> **What is being asked**:
With the pictures left out, copy the listing below exactly.

> **Material provided**:
——

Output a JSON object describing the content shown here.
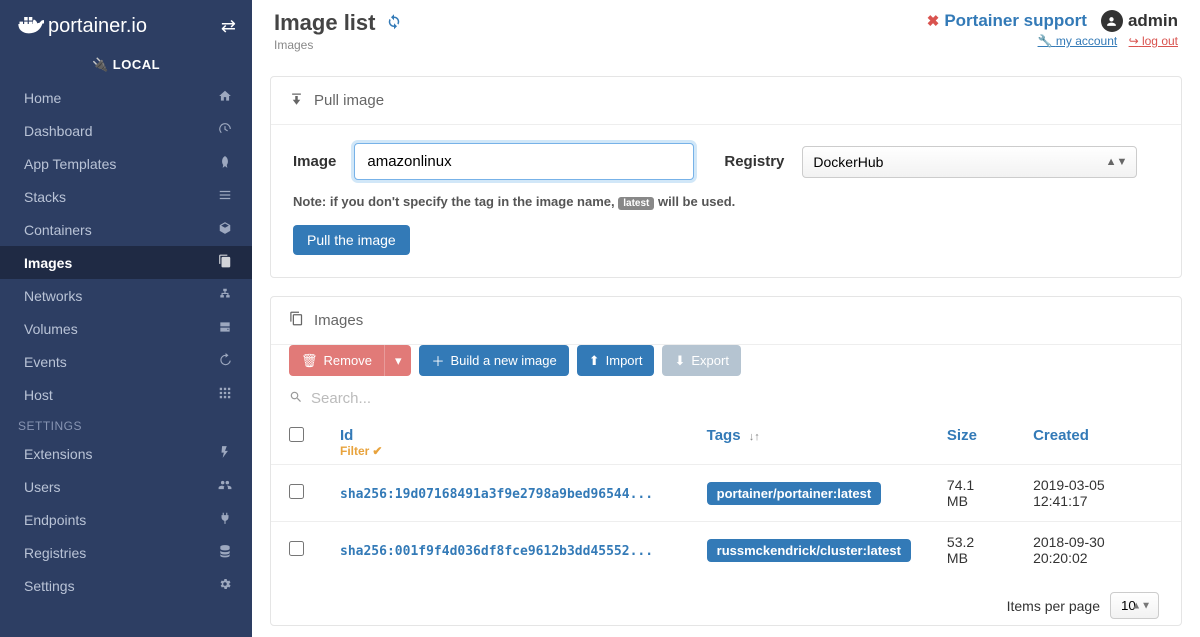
{
  "brand": "portainer.io",
  "env_label": "LOCAL",
  "nav_items": [
    {
      "label": "Home",
      "icon": "home"
    },
    {
      "label": "Dashboard",
      "icon": "dash"
    },
    {
      "label": "App Templates",
      "icon": "rocket"
    },
    {
      "label": "Stacks",
      "icon": "list"
    },
    {
      "label": "Containers",
      "icon": "cube"
    },
    {
      "label": "Images",
      "icon": "clone",
      "active": true
    },
    {
      "label": "Networks",
      "icon": "sitemap"
    },
    {
      "label": "Volumes",
      "icon": "hdd"
    },
    {
      "label": "Events",
      "icon": "history"
    },
    {
      "label": "Host",
      "icon": "grid"
    }
  ],
  "settings_heading": "SETTINGS",
  "settings_items": [
    {
      "label": "Extensions",
      "icon": "bolt"
    },
    {
      "label": "Users",
      "icon": "users"
    },
    {
      "label": "Endpoints",
      "icon": "plug"
    },
    {
      "label": "Registries",
      "icon": "db"
    },
    {
      "label": "Settings",
      "icon": "cogs"
    }
  ],
  "header": {
    "title": "Image list",
    "breadcrumb": "Images",
    "support": "Portainer support",
    "username": "admin",
    "my_account": "my account",
    "logout": "log out"
  },
  "pull": {
    "panel_title": "Pull image",
    "image_label": "Image",
    "image_value": "amazonlinux",
    "registry_label": "Registry",
    "registry_value": "DockerHub",
    "note_pre": "Note: if you don't specify the tag in the image name, ",
    "note_chip": "latest",
    "note_post": " will be used.",
    "button": "Pull the image"
  },
  "images_panel": {
    "title": "Images",
    "remove": "Remove",
    "build": "Build a new image",
    "import": "Import",
    "export": "Export",
    "search_placeholder": "Search...",
    "col_id": "Id",
    "filter": "Filter",
    "col_tags": "Tags",
    "col_size": "Size",
    "col_created": "Created",
    "rows": [
      {
        "id": "sha256:19d07168491a3f9e2798a9bed96544...",
        "tag": "portainer/portainer:latest",
        "size": "74.1 MB",
        "created": "2019-03-05 12:41:17"
      },
      {
        "id": "sha256:001f9f4d036df8fce9612b3dd45552...",
        "tag": "russmckendrick/cluster:latest",
        "size": "53.2 MB",
        "created": "2018-09-30 20:20:02"
      }
    ],
    "items_per_page": "Items per page",
    "per_page_value": "10"
  }
}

——

> **Answer in full**:
Output a JSON object describing the content shown here.
{
  "brand": "portainer.io",
  "env_label": "LOCAL",
  "nav_items": [
    {
      "label": "Home",
      "icon": "home"
    },
    {
      "label": "Dashboard",
      "icon": "dash"
    },
    {
      "label": "App Templates",
      "icon": "rocket"
    },
    {
      "label": "Stacks",
      "icon": "list"
    },
    {
      "label": "Containers",
      "icon": "cube"
    },
    {
      "label": "Images",
      "icon": "clone",
      "active": true
    },
    {
      "label": "Networks",
      "icon": "sitemap"
    },
    {
      "label": "Volumes",
      "icon": "hdd"
    },
    {
      "label": "Events",
      "icon": "history"
    },
    {
      "label": "Host",
      "icon": "grid"
    }
  ],
  "settings_heading": "SETTINGS",
  "settings_items": [
    {
      "label": "Extensions",
      "icon": "bolt"
    },
    {
      "label": "Users",
      "icon": "users"
    },
    {
      "label": "Endpoints",
      "icon": "plug"
    },
    {
      "label": "Registries",
      "icon": "db"
    },
    {
      "label": "Settings",
      "icon": "cogs"
    }
  ],
  "header": {
    "title": "Image list",
    "breadcrumb": "Images",
    "support": "Portainer support",
    "username": "admin",
    "my_account": "my account",
    "logout": "log out"
  },
  "pull": {
    "panel_title": "Pull image",
    "image_label": "Image",
    "image_value": "amazonlinux",
    "registry_label": "Registry",
    "registry_value": "DockerHub",
    "note_pre": "Note: if you don't specify the tag in the image name, ",
    "note_chip": "latest",
    "note_post": " will be used.",
    "button": "Pull the image"
  },
  "images_panel": {
    "title": "Images",
    "remove": "Remove",
    "build": "Build a new image",
    "import": "Import",
    "export": "Export",
    "search_placeholder": "Search...",
    "col_id": "Id",
    "filter": "Filter",
    "col_tags": "Tags",
    "col_size": "Size",
    "col_created": "Created",
    "rows": [
      {
        "id": "sha256:19d07168491a3f9e2798a9bed96544...",
        "tag": "portainer/portainer:latest",
        "size": "74.1 MB",
        "created": "2019-03-05 12:41:17"
      },
      {
        "id": "sha256:001f9f4d036df8fce9612b3dd45552...",
        "tag": "russmckendrick/cluster:latest",
        "size": "53.2 MB",
        "created": "2018-09-30 20:20:02"
      }
    ],
    "items_per_page": "Items per page",
    "per_page_value": "10"
  }
}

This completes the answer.